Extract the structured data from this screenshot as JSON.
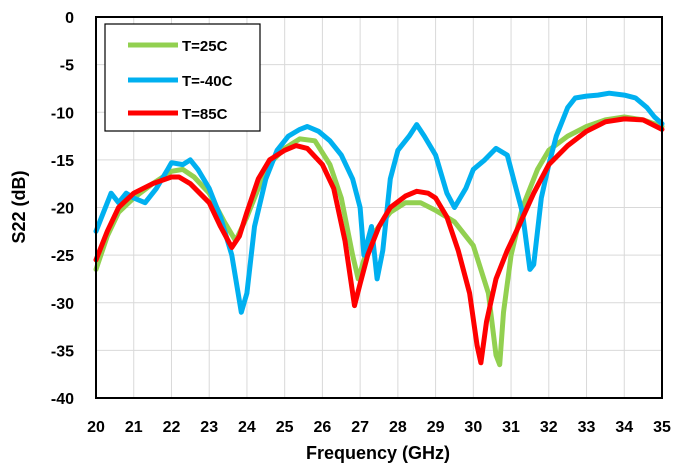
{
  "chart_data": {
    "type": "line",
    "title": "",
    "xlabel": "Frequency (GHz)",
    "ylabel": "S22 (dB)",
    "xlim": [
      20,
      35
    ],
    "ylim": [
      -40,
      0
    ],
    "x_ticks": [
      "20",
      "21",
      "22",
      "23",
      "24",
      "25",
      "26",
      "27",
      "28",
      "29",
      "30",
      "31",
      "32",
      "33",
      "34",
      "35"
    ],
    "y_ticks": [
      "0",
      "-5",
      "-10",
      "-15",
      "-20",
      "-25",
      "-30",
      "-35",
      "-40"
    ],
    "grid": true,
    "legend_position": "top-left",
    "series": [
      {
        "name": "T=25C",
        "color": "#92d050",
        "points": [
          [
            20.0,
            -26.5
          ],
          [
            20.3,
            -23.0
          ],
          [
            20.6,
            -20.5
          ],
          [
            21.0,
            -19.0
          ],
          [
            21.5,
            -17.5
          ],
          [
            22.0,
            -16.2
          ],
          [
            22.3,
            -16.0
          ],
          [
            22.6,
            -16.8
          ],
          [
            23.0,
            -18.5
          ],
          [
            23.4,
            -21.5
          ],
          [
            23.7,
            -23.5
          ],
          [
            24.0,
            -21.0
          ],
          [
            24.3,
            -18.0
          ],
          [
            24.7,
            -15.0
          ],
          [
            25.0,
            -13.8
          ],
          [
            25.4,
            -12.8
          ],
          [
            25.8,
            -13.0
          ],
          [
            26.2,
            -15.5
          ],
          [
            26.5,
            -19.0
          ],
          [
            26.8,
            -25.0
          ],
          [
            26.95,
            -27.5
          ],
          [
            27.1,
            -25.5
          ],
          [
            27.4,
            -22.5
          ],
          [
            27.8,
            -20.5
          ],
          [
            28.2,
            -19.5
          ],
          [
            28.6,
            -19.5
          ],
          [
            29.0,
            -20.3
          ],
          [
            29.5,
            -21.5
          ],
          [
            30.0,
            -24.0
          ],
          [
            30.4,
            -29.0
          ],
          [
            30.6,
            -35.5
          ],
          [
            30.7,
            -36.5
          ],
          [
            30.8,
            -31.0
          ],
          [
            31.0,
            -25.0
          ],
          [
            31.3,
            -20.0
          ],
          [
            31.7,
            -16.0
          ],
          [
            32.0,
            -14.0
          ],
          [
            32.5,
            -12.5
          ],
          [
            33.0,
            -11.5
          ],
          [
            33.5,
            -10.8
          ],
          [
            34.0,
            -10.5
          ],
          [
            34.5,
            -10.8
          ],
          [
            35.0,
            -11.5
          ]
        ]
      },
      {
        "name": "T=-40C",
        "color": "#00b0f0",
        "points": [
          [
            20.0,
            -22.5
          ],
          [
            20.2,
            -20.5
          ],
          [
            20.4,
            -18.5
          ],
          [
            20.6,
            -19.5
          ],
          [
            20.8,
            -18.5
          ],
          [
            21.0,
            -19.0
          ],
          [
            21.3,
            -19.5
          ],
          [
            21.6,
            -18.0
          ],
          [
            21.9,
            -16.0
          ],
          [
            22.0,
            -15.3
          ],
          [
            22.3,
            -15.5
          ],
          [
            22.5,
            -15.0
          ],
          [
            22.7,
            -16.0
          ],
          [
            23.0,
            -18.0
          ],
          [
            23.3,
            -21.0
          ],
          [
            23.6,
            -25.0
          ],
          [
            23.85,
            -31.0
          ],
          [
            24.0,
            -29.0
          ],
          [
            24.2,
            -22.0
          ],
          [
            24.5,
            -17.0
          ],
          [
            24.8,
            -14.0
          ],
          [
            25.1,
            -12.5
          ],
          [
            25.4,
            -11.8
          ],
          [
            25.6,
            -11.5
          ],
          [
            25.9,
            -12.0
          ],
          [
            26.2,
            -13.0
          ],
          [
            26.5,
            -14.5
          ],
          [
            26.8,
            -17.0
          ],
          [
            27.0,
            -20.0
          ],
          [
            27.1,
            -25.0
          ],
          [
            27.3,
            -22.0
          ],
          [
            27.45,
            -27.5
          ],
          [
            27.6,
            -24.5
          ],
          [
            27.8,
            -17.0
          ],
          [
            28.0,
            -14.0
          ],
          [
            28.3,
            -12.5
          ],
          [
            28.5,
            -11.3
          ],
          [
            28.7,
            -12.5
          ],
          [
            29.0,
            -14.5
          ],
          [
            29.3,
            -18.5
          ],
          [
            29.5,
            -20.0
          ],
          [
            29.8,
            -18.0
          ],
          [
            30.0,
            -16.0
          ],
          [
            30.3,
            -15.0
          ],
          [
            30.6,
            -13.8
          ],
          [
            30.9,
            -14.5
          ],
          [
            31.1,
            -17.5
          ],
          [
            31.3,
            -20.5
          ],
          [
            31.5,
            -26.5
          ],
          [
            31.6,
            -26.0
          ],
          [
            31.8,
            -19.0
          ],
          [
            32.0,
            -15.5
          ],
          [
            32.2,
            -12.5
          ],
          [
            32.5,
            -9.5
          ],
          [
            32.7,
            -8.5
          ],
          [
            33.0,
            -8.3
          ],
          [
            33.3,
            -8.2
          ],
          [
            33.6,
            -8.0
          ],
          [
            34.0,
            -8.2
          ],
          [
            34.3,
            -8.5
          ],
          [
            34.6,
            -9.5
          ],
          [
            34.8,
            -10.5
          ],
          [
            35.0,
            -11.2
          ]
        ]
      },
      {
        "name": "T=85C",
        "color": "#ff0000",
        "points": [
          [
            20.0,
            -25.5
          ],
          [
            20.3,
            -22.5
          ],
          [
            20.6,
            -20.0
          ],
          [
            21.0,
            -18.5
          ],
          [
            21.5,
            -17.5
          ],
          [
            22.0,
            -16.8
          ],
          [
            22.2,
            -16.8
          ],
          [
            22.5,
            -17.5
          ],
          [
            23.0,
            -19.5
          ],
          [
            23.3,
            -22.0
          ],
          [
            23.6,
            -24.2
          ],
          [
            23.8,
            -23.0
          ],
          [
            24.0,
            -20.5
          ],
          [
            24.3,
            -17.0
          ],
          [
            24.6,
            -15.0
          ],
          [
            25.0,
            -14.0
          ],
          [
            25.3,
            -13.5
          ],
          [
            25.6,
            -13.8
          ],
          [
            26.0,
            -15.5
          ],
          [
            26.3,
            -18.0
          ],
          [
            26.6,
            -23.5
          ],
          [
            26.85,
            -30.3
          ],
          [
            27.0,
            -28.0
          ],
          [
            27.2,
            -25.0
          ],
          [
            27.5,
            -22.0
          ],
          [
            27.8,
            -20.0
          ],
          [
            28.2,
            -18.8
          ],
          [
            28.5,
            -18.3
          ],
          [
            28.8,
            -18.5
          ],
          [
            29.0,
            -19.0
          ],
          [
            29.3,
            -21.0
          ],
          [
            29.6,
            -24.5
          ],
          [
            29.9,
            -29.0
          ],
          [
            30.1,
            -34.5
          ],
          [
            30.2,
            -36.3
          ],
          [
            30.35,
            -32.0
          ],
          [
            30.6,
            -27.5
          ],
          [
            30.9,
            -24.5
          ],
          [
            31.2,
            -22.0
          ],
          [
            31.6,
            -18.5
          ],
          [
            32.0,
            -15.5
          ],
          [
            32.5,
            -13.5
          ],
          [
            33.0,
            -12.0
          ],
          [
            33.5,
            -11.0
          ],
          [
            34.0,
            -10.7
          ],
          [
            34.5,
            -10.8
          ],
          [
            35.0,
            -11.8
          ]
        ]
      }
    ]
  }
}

____

* Exercise objective *
Reproduce the entries above exactly. Do not include the images.

* Finished task *
Extract the structured data from this screenshot as JSON.
{
  "chart_data": {
    "type": "line",
    "title": "",
    "xlabel": "Frequency (GHz)",
    "ylabel": "S22 (dB)",
    "xlim": [
      20,
      35
    ],
    "ylim": [
      -40,
      0
    ],
    "x_ticks": [
      "20",
      "21",
      "22",
      "23",
      "24",
      "25",
      "26",
      "27",
      "28",
      "29",
      "30",
      "31",
      "32",
      "33",
      "34",
      "35"
    ],
    "y_ticks": [
      "0",
      "-5",
      "-10",
      "-15",
      "-20",
      "-25",
      "-30",
      "-35",
      "-40"
    ],
    "grid": true,
    "legend_position": "top-left",
    "series": [
      {
        "name": "T=25C",
        "color": "#92d050",
        "points": [
          [
            20.0,
            -26.5
          ],
          [
            20.3,
            -23.0
          ],
          [
            20.6,
            -20.5
          ],
          [
            21.0,
            -19.0
          ],
          [
            21.5,
            -17.5
          ],
          [
            22.0,
            -16.2
          ],
          [
            22.3,
            -16.0
          ],
          [
            22.6,
            -16.8
          ],
          [
            23.0,
            -18.5
          ],
          [
            23.4,
            -21.5
          ],
          [
            23.7,
            -23.5
          ],
          [
            24.0,
            -21.0
          ],
          [
            24.3,
            -18.0
          ],
          [
            24.7,
            -15.0
          ],
          [
            25.0,
            -13.8
          ],
          [
            25.4,
            -12.8
          ],
          [
            25.8,
            -13.0
          ],
          [
            26.2,
            -15.5
          ],
          [
            26.5,
            -19.0
          ],
          [
            26.8,
            -25.0
          ],
          [
            26.95,
            -27.5
          ],
          [
            27.1,
            -25.5
          ],
          [
            27.4,
            -22.5
          ],
          [
            27.8,
            -20.5
          ],
          [
            28.2,
            -19.5
          ],
          [
            28.6,
            -19.5
          ],
          [
            29.0,
            -20.3
          ],
          [
            29.5,
            -21.5
          ],
          [
            30.0,
            -24.0
          ],
          [
            30.4,
            -29.0
          ],
          [
            30.6,
            -35.5
          ],
          [
            30.7,
            -36.5
          ],
          [
            30.8,
            -31.0
          ],
          [
            31.0,
            -25.0
          ],
          [
            31.3,
            -20.0
          ],
          [
            31.7,
            -16.0
          ],
          [
            32.0,
            -14.0
          ],
          [
            32.5,
            -12.5
          ],
          [
            33.0,
            -11.5
          ],
          [
            33.5,
            -10.8
          ],
          [
            34.0,
            -10.5
          ],
          [
            34.5,
            -10.8
          ],
          [
            35.0,
            -11.5
          ]
        ]
      },
      {
        "name": "T=-40C",
        "color": "#00b0f0",
        "points": [
          [
            20.0,
            -22.5
          ],
          [
            20.2,
            -20.5
          ],
          [
            20.4,
            -18.5
          ],
          [
            20.6,
            -19.5
          ],
          [
            20.8,
            -18.5
          ],
          [
            21.0,
            -19.0
          ],
          [
            21.3,
            -19.5
          ],
          [
            21.6,
            -18.0
          ],
          [
            21.9,
            -16.0
          ],
          [
            22.0,
            -15.3
          ],
          [
            22.3,
            -15.5
          ],
          [
            22.5,
            -15.0
          ],
          [
            22.7,
            -16.0
          ],
          [
            23.0,
            -18.0
          ],
          [
            23.3,
            -21.0
          ],
          [
            23.6,
            -25.0
          ],
          [
            23.85,
            -31.0
          ],
          [
            24.0,
            -29.0
          ],
          [
            24.2,
            -22.0
          ],
          [
            24.5,
            -17.0
          ],
          [
            24.8,
            -14.0
          ],
          [
            25.1,
            -12.5
          ],
          [
            25.4,
            -11.8
          ],
          [
            25.6,
            -11.5
          ],
          [
            25.9,
            -12.0
          ],
          [
            26.2,
            -13.0
          ],
          [
            26.5,
            -14.5
          ],
          [
            26.8,
            -17.0
          ],
          [
            27.0,
            -20.0
          ],
          [
            27.1,
            -25.0
          ],
          [
            27.3,
            -22.0
          ],
          [
            27.45,
            -27.5
          ],
          [
            27.6,
            -24.5
          ],
          [
            27.8,
            -17.0
          ],
          [
            28.0,
            -14.0
          ],
          [
            28.3,
            -12.5
          ],
          [
            28.5,
            -11.3
          ],
          [
            28.7,
            -12.5
          ],
          [
            29.0,
            -14.5
          ],
          [
            29.3,
            -18.5
          ],
          [
            29.5,
            -20.0
          ],
          [
            29.8,
            -18.0
          ],
          [
            30.0,
            -16.0
          ],
          [
            30.3,
            -15.0
          ],
          [
            30.6,
            -13.8
          ],
          [
            30.9,
            -14.5
          ],
          [
            31.1,
            -17.5
          ],
          [
            31.3,
            -20.5
          ],
          [
            31.5,
            -26.5
          ],
          [
            31.6,
            -26.0
          ],
          [
            31.8,
            -19.0
          ],
          [
            32.0,
            -15.5
          ],
          [
            32.2,
            -12.5
          ],
          [
            32.5,
            -9.5
          ],
          [
            32.7,
            -8.5
          ],
          [
            33.0,
            -8.3
          ],
          [
            33.3,
            -8.2
          ],
          [
            33.6,
            -8.0
          ],
          [
            34.0,
            -8.2
          ],
          [
            34.3,
            -8.5
          ],
          [
            34.6,
            -9.5
          ],
          [
            34.8,
            -10.5
          ],
          [
            35.0,
            -11.2
          ]
        ]
      },
      {
        "name": "T=85C",
        "color": "#ff0000",
        "points": [
          [
            20.0,
            -25.5
          ],
          [
            20.3,
            -22.5
          ],
          [
            20.6,
            -20.0
          ],
          [
            21.0,
            -18.5
          ],
          [
            21.5,
            -17.5
          ],
          [
            22.0,
            -16.8
          ],
          [
            22.2,
            -16.8
          ],
          [
            22.5,
            -17.5
          ],
          [
            23.0,
            -19.5
          ],
          [
            23.3,
            -22.0
          ],
          [
            23.6,
            -24.2
          ],
          [
            23.8,
            -23.0
          ],
          [
            24.0,
            -20.5
          ],
          [
            24.3,
            -17.0
          ],
          [
            24.6,
            -15.0
          ],
          [
            25.0,
            -14.0
          ],
          [
            25.3,
            -13.5
          ],
          [
            25.6,
            -13.8
          ],
          [
            26.0,
            -15.5
          ],
          [
            26.3,
            -18.0
          ],
          [
            26.6,
            -23.5
          ],
          [
            26.85,
            -30.3
          ],
          [
            27.0,
            -28.0
          ],
          [
            27.2,
            -25.0
          ],
          [
            27.5,
            -22.0
          ],
          [
            27.8,
            -20.0
          ],
          [
            28.2,
            -18.8
          ],
          [
            28.5,
            -18.3
          ],
          [
            28.8,
            -18.5
          ],
          [
            29.0,
            -19.0
          ],
          [
            29.3,
            -21.0
          ],
          [
            29.6,
            -24.5
          ],
          [
            29.9,
            -29.0
          ],
          [
            30.1,
            -34.5
          ],
          [
            30.2,
            -36.3
          ],
          [
            30.35,
            -32.0
          ],
          [
            30.6,
            -27.5
          ],
          [
            30.9,
            -24.5
          ],
          [
            31.2,
            -22.0
          ],
          [
            31.6,
            -18.5
          ],
          [
            32.0,
            -15.5
          ],
          [
            32.5,
            -13.5
          ],
          [
            33.0,
            -12.0
          ],
          [
            33.5,
            -11.0
          ],
          [
            34.0,
            -10.7
          ],
          [
            34.5,
            -10.8
          ],
          [
            35.0,
            -11.8
          ]
        ]
      }
    ]
  }
}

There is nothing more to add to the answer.